§ WHAT IS ASKED: Keep the images out and copy every entry below exactly.

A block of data
========
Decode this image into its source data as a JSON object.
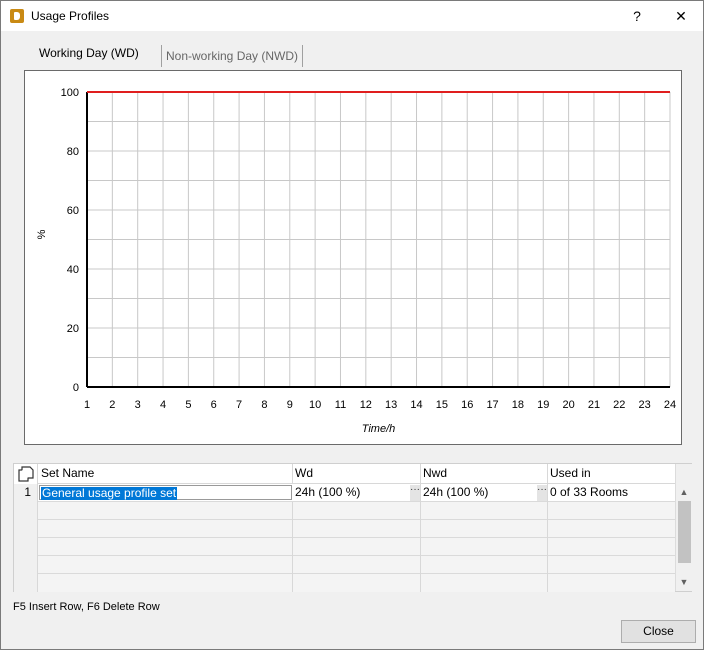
{
  "window": {
    "title": "Usage Profiles",
    "help_label": "?",
    "close_label": "✕"
  },
  "tabs": [
    {
      "label": "Working Day (WD)",
      "active": true
    },
    {
      "label": "Non-working Day (NWD)",
      "active": false
    }
  ],
  "chart_data": {
    "type": "line",
    "xlabel": "Time/h",
    "ylabel": "%",
    "xlim": [
      1,
      24
    ],
    "ylim": [
      0,
      100
    ],
    "x_ticks": [
      1,
      2,
      3,
      4,
      5,
      6,
      7,
      8,
      9,
      10,
      11,
      12,
      13,
      14,
      15,
      16,
      17,
      18,
      19,
      20,
      21,
      22,
      23,
      24
    ],
    "y_ticks": [
      0,
      20,
      40,
      60,
      80,
      100
    ],
    "grid": true,
    "series": [
      {
        "x": [
          1,
          24
        ],
        "values": [
          100,
          100
        ],
        "color": "#e01e1e"
      }
    ],
    "axis_color": "#000000",
    "grid_color": "#c8c8c8"
  },
  "table": {
    "columns": [
      "Set Name",
      "Wd",
      "Nwd",
      "Used in"
    ],
    "rows": [
      {
        "num": "1",
        "set_name": "General usage profile set",
        "wd": "24h (100 %)",
        "nwd": "24h (100 %)",
        "used_in": "0 of 33 Rooms"
      }
    ],
    "ellipsis_label": "···",
    "scroll_up": "▲",
    "scroll_down": "▼"
  },
  "footer": {
    "hint": "F5 Insert Row, F6 Delete Row",
    "close_button": "Close"
  },
  "colors": {
    "selection": "#0078d7",
    "brand_icon": "#c98a14"
  }
}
========
§ WRITTEN ANSWER:
Decode this image into its source data as a JSON object.
{
  "window": {
    "title": "Usage Profiles",
    "help_label": "?",
    "close_label": "✕"
  },
  "tabs": [
    {
      "label": "Working Day (WD)",
      "active": true
    },
    {
      "label": "Non-working Day (NWD)",
      "active": false
    }
  ],
  "chart_data": {
    "type": "line",
    "xlabel": "Time/h",
    "ylabel": "%",
    "xlim": [
      1,
      24
    ],
    "ylim": [
      0,
      100
    ],
    "x_ticks": [
      1,
      2,
      3,
      4,
      5,
      6,
      7,
      8,
      9,
      10,
      11,
      12,
      13,
      14,
      15,
      16,
      17,
      18,
      19,
      20,
      21,
      22,
      23,
      24
    ],
    "y_ticks": [
      0,
      20,
      40,
      60,
      80,
      100
    ],
    "grid": true,
    "series": [
      {
        "x": [
          1,
          24
        ],
        "values": [
          100,
          100
        ],
        "color": "#e01e1e"
      }
    ],
    "axis_color": "#000000",
    "grid_color": "#c8c8c8"
  },
  "table": {
    "columns": [
      "Set Name",
      "Wd",
      "Nwd",
      "Used in"
    ],
    "rows": [
      {
        "num": "1",
        "set_name": "General usage profile set",
        "wd": "24h (100 %)",
        "nwd": "24h (100 %)",
        "used_in": "0 of 33 Rooms"
      }
    ],
    "ellipsis_label": "···",
    "scroll_up": "▲",
    "scroll_down": "▼"
  },
  "footer": {
    "hint": "F5 Insert Row, F6 Delete Row",
    "close_button": "Close"
  },
  "colors": {
    "selection": "#0078d7",
    "brand_icon": "#c98a14"
  }
}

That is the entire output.